## Do this
Without the pictures, reproduce the records that follow exactly.

## Extracted records
---

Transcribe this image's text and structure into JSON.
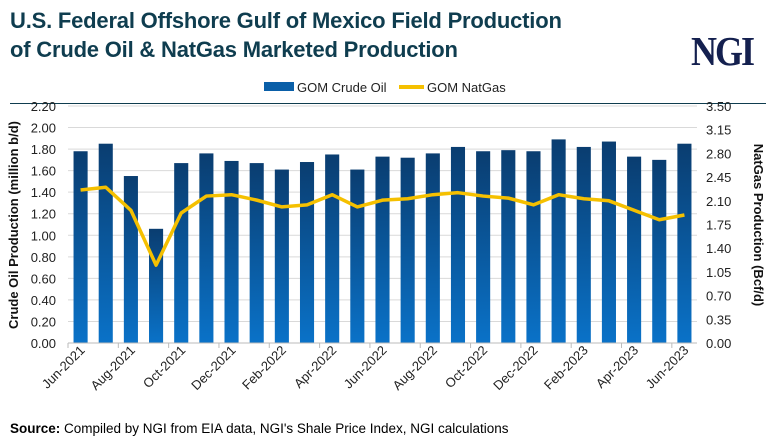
{
  "title_line1": "U.S. Federal Offshore Gulf of Mexico Field Production",
  "title_line2": "of Crude Oil & NatGas Marketed Production",
  "logo": "NGI",
  "source_label": "Source:",
  "source_text": " Compiled by NGI from EIA data, NGI's Shale Price Index, NGI calculations",
  "chart_data": {
    "type": "bar+line",
    "categories": [
      "Jun-2021",
      "Jul-2021",
      "Aug-2021",
      "Sep-2021",
      "Oct-2021",
      "Nov-2021",
      "Dec-2021",
      "Jan-2022",
      "Feb-2022",
      "Mar-2022",
      "Apr-2022",
      "May-2022",
      "Jun-2022",
      "Jul-2022",
      "Aug-2022",
      "Sep-2022",
      "Oct-2022",
      "Nov-2022",
      "Dec-2022",
      "Jan-2023",
      "Feb-2023",
      "Mar-2023",
      "Apr-2023",
      "May-2023",
      "Jun-2023"
    ],
    "tick_labels": [
      "Jun-2021",
      "Aug-2021",
      "Oct-2021",
      "Dec-2021",
      "Feb-2022",
      "Apr-2022",
      "Jun-2022",
      "Aug-2022",
      "Oct-2022",
      "Dec-2022",
      "Feb-2023",
      "Apr-2023",
      "Jun-2023"
    ],
    "series": [
      {
        "name": "GOM Crude Oil",
        "type": "bar",
        "axis": "left",
        "color": "#0a5fa8",
        "values": [
          1.78,
          1.85,
          1.55,
          1.06,
          1.67,
          1.76,
          1.69,
          1.67,
          1.61,
          1.68,
          1.75,
          1.61,
          1.73,
          1.72,
          1.76,
          1.82,
          1.78,
          1.79,
          1.78,
          1.89,
          1.82,
          1.87,
          1.73,
          1.7,
          1.85
        ]
      },
      {
        "name": "GOM NatGas",
        "type": "line",
        "axis": "right",
        "color": "#f5c000",
        "values": [
          2.26,
          2.3,
          1.96,
          1.15,
          1.92,
          2.17,
          2.19,
          2.11,
          2.01,
          2.04,
          2.19,
          2.01,
          2.11,
          2.13,
          2.19,
          2.22,
          2.17,
          2.14,
          2.04,
          2.19,
          2.13,
          2.1,
          1.96,
          1.82,
          1.89
        ]
      }
    ],
    "ylabel": "Crude Oil Production (million b/d)",
    "y2label": "NatGas Production (Bcf/d)",
    "ylim": [
      0,
      2.2
    ],
    "y2lim": [
      0,
      3.5
    ],
    "yticks": [
      "0.00",
      "0.20",
      "0.40",
      "0.60",
      "0.80",
      "1.00",
      "1.20",
      "1.40",
      "1.60",
      "1.80",
      "2.00",
      "2.20"
    ],
    "y2ticks": [
      "0.00",
      "0.35",
      "0.70",
      "1.05",
      "1.40",
      "1.75",
      "2.10",
      "2.45",
      "2.80",
      "3.15",
      "3.50"
    ],
    "grid": true,
    "legend": "top-center"
  }
}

---

## Exercise answer
Transcribe this image's text and structure into JSON.
{
  "title_line1": "U.S. Federal Offshore Gulf of Mexico Field Production",
  "title_line2": "of Crude Oil & NatGas Marketed Production",
  "logo": "NGI",
  "source_label": "Source:",
  "source_text": " Compiled by NGI from EIA data, NGI's Shale Price Index, NGI calculations",
  "chart_data": {
    "type": "bar+line",
    "categories": [
      "Jun-2021",
      "Jul-2021",
      "Aug-2021",
      "Sep-2021",
      "Oct-2021",
      "Nov-2021",
      "Dec-2021",
      "Jan-2022",
      "Feb-2022",
      "Mar-2022",
      "Apr-2022",
      "May-2022",
      "Jun-2022",
      "Jul-2022",
      "Aug-2022",
      "Sep-2022",
      "Oct-2022",
      "Nov-2022",
      "Dec-2022",
      "Jan-2023",
      "Feb-2023",
      "Mar-2023",
      "Apr-2023",
      "May-2023",
      "Jun-2023"
    ],
    "tick_labels": [
      "Jun-2021",
      "Aug-2021",
      "Oct-2021",
      "Dec-2021",
      "Feb-2022",
      "Apr-2022",
      "Jun-2022",
      "Aug-2022",
      "Oct-2022",
      "Dec-2022",
      "Feb-2023",
      "Apr-2023",
      "Jun-2023"
    ],
    "series": [
      {
        "name": "GOM Crude Oil",
        "type": "bar",
        "axis": "left",
        "color": "#0a5fa8",
        "values": [
          1.78,
          1.85,
          1.55,
          1.06,
          1.67,
          1.76,
          1.69,
          1.67,
          1.61,
          1.68,
          1.75,
          1.61,
          1.73,
          1.72,
          1.76,
          1.82,
          1.78,
          1.79,
          1.78,
          1.89,
          1.82,
          1.87,
          1.73,
          1.7,
          1.85
        ]
      },
      {
        "name": "GOM NatGas",
        "type": "line",
        "axis": "right",
        "color": "#f5c000",
        "values": [
          2.26,
          2.3,
          1.96,
          1.15,
          1.92,
          2.17,
          2.19,
          2.11,
          2.01,
          2.04,
          2.19,
          2.01,
          2.11,
          2.13,
          2.19,
          2.22,
          2.17,
          2.14,
          2.04,
          2.19,
          2.13,
          2.1,
          1.96,
          1.82,
          1.89
        ]
      }
    ],
    "ylabel": "Crude Oil Production (million b/d)",
    "y2label": "NatGas Production (Bcf/d)",
    "ylim": [
      0,
      2.2
    ],
    "y2lim": [
      0,
      3.5
    ],
    "yticks": [
      "0.00",
      "0.20",
      "0.40",
      "0.60",
      "0.80",
      "1.00",
      "1.20",
      "1.40",
      "1.60",
      "1.80",
      "2.00",
      "2.20"
    ],
    "y2ticks": [
      "0.00",
      "0.35",
      "0.70",
      "1.05",
      "1.40",
      "1.75",
      "2.10",
      "2.45",
      "2.80",
      "3.15",
      "3.50"
    ],
    "grid": true,
    "legend": "top-center"
  }
}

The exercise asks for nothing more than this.